## Begin Available data

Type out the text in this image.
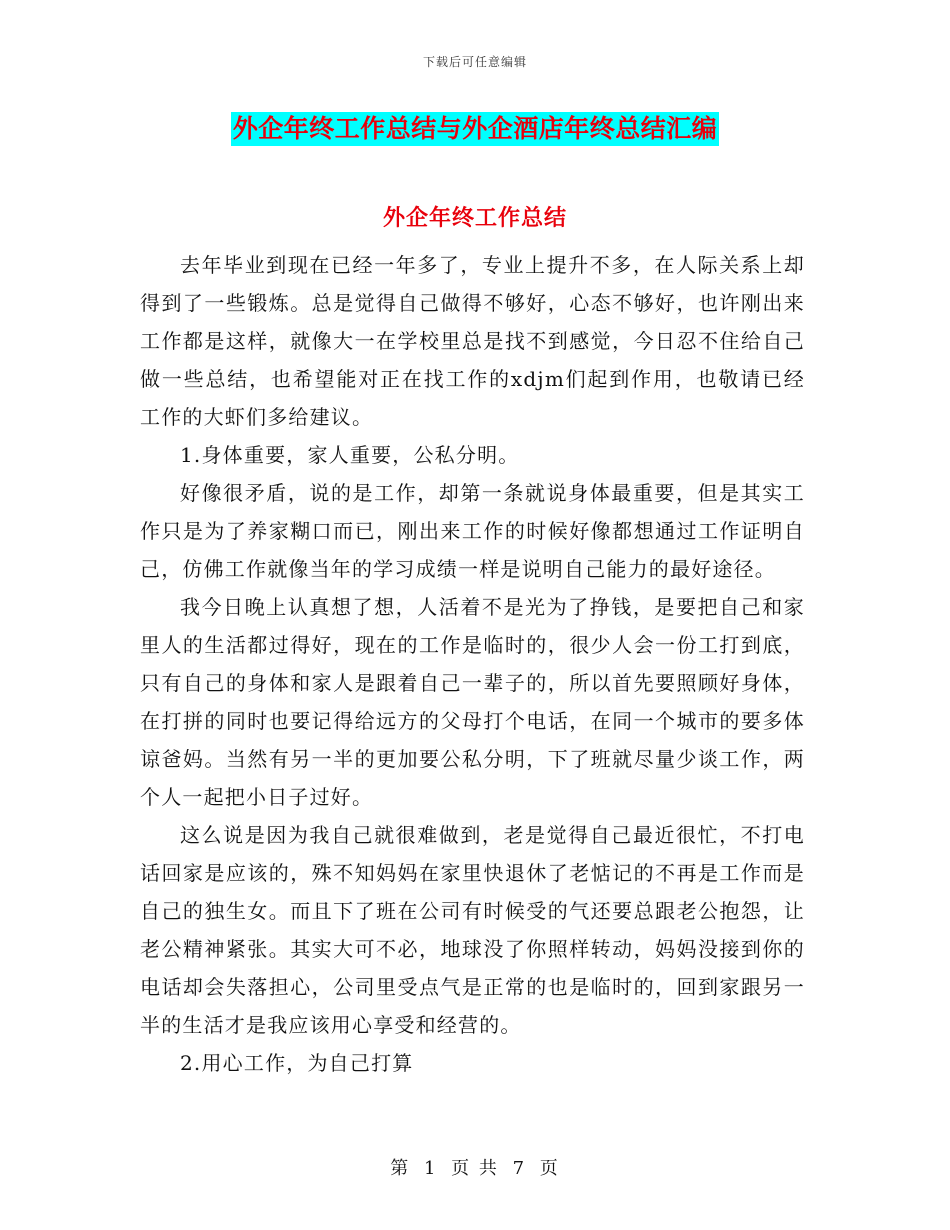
下载后可任意编辑
外企年终工作总结与外企酒店年终总结汇编
外企年终工作总结

去年毕业到现在已经一年多了，专业上提升不多，在人际关系上却得到了一些锻炼。总是觉得自己做得不够好，心态不够好，也许刚出来工作都是这样，就像大一在学校里总是找不到感觉，今日忍不住给自己做一些总结，也希望能对正在找工作的xdjm们起到作用，也敬请已经工作的大虾们多给建议。

1.身体重要，家人重要，公私分明。

好像很矛盾，说的是工作，却第一条就说身体最重要，但是其实工作只是为了养家糊口而已，刚出来工作的时候好像都想通过工作证明自己，仿佛工作就像当年的学习成绩一样是说明自己能力的最好途径。

我今日晚上认真想了想，人活着不是光为了挣钱，是要把自己和家里人的生活都过得好，现在的工作是临时的，很少人会一份工打到底，只有自己的身体和家人是跟着自己一辈子的，所以首先要照顾好身体，在打拼的同时也要记得给远方的父母打个电话，在同一个城市的要多体谅爸妈。当然有另一半的更加要公私分明，下了班就尽量少谈工作，两个人一起把小日子过好。

这么说是因为我自己就很难做到，老是觉得自己最近很忙，不打电话回家是应该的，殊不知妈妈在家里快退休了老惦记的不再是工作而是自己的独生女。而且下了班在公司有时候受的气还要总跟老公抱怨，让老公精神紧张。其实大可不必，地球没了你照样转动，妈妈没接到你的电话却会失落担心，公司里受点气是正常的也是临时的，回到家跟另一半的生活才是我应该用心享受和经营的。

2.用心工作，为自己打算

第 1 页 共 7 页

## End Available data

What is required: Return every line of the records exactly as given, pictures excluded.

Task output:
Type out the text in this image.
下载后可任意编辑
外企年终工作总结与外企酒店年终总结汇编
外企年终工作总结

去年毕业到现在已经一年多了，专业上提升不多，在人际关系上却得到了一些锻炼。总是觉得自己做得不够好，心态不够好，也许刚出来工作都是这样，就像大一在学校里总是找不到感觉，今日忍不住给自己做一些总结，也希望能对正在找工作的xdjm们起到作用，也敬请已经工作的大虾们多给建议。

1.身体重要，家人重要，公私分明。

好像很矛盾，说的是工作，却第一条就说身体最重要，但是其实工作只是为了养家糊口而已，刚出来工作的时候好像都想通过工作证明自己，仿佛工作就像当年的学习成绩一样是说明自己能力的最好途径。

我今日晚上认真想了想，人活着不是光为了挣钱，是要把自己和家里人的生活都过得好，现在的工作是临时的，很少人会一份工打到底，只有自己的身体和家人是跟着自己一辈子的，所以首先要照顾好身体，在打拼的同时也要记得给远方的父母打个电话，在同一个城市的要多体谅爸妈。当然有另一半的更加要公私分明，下了班就尽量少谈工作，两个人一起把小日子过好。

这么说是因为我自己就很难做到，老是觉得自己最近很忙，不打电话回家是应该的，殊不知妈妈在家里快退休了老惦记的不再是工作而是自己的独生女。而且下了班在公司有时候受的气还要总跟老公抱怨，让老公精神紧张。其实大可不必，地球没了你照样转动，妈妈没接到你的电话却会失落担心，公司里受点气是正常的也是临时的，回到家跟另一半的生活才是我应该用心享受和经营的。

2.用心工作，为自己打算

第 1 页 共 7 页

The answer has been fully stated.